======== EXTRAIT DU DOCUMENT ========
S'il y a matière à délire en l'occurrence comme en d'autres, ne serait-il pas judicieux de se demander, quand "on" est certain du bien fondé des réformes en cours, si la méthode, toujours la même, venant du gouvernement qui communique là où il ferait peut-être mieux de se taire, est celle qui convient ?
Pour ce qui me concerne, ma boîte reçoit sans cesse des demandes de pétitions de tous acabits en provenance d'officines socialistes à qualifier de gauche de la gauche ou de "rebelles" mais jamais, au grand jamais rien de la sorte pour soutenir la social-démocratie chère au blogueur de service.
Quant à revenir sur le référendum de 2005, j'ai voté "non" à l'époque et je pense toujours que c'était "le bon choix" pour paraphraser l'ancien président auvergnat quand je constate le b... européen actuel.
========
= CONSIGNE 1 =
Présentez en liste numérotée les lignes des enregistrements, en partant de leur début et en allant jusqu'à celle qui contient « card-title: Ваши данные », incluse, sans garder les lignes vides.
L'extrait du document et les enregistrements qui suivent n'ont pas la même origine.
======== ENREGISTREMENTS À TRAITER ========
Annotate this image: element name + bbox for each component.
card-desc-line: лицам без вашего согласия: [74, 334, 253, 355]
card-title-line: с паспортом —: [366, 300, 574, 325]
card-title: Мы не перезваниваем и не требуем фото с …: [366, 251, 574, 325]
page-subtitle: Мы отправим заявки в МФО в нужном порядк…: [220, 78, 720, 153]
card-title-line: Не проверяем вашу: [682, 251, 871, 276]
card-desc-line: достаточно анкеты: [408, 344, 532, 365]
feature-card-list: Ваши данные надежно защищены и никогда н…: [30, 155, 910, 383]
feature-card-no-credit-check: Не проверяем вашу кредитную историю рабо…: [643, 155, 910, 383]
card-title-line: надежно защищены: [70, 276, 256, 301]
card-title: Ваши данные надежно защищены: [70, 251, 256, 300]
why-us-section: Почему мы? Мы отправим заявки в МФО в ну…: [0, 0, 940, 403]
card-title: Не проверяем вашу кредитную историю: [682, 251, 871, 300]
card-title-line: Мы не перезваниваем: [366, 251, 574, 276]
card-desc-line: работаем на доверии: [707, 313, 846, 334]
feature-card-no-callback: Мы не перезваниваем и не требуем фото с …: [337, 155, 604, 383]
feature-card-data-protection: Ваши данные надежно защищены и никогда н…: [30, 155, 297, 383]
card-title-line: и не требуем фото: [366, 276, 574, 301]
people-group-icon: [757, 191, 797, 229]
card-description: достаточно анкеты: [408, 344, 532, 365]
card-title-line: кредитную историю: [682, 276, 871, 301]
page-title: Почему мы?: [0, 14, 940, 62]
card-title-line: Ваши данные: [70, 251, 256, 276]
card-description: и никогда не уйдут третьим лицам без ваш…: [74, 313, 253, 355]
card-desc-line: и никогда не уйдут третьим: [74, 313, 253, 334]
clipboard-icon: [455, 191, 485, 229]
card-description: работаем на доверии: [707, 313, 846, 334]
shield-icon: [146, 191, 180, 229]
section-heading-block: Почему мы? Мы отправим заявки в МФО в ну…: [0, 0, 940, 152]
========
= CONSIGNE 2 =
Recopiez intégralement l'extrait du document, sans rien y changer.

= RÉPONSE RÉDIGÉE 1 =
1. Annotate this image: element name + bbox for each component.
2. card-desc-line: лицам без вашего согласия: [74, 334, 253, 355]
3. card-title-line: с паспортом —: [366, 300, 574, 325]
4. card-title: Мы не перезваниваем и не требуем фото с …: [366, 251, 574, 325]
5. page-subtitle: Мы отправим заявки в МФО в нужном порядк…: [220, 78, 720, 153]
6. card-title-line: Не проверяем вашу: [682, 251, 871, 276]
7. card-desc-line: достаточно анкеты: [408, 344, 532, 365]
8. feature-card-list: Ваши данные надежно защищены и никогда н…: [30, 155, 910, 383]
9. feature-card-no-credit-check: Не проверяем вашу кредитную историю рабо…: [643, 155, 910, 383]
10. card-title-line: надежно защищены: [70, 276, 256, 301]
11. card-title: Ваши данные надежно защищены: [70, 251, 256, 300]

= RÉPONSE RÉDIGÉE 2 =
S'il y a matière à délire en l'occurrence comme en d'autres, ne serait-il pas judicieux de se demander, quand "on" est certain du bien fondé des réformes en cours, si la méthode, toujours la même, venant du gouvernement qui communique là où il ferait peut-être mieux de se taire, est celle qui convient ?
Pour ce qui me concerne, ma boîte reçoit sans cesse des demandes de pétitions de tous acabits en provenance d'officines socialistes à qualifier de gauche de la gauche ou de "rebelles" mais jamais, au grand jamais rien de la sorte pour soutenir la social-démocratie chère au blogueur de service.
Quant à revenir sur le référendum de 2005, j'ai voté "non" à l'époque et je pense toujours que c'était "le bon choix" pour paraphraser l'ancien président auvergnat quand je constate le b... européen actuel.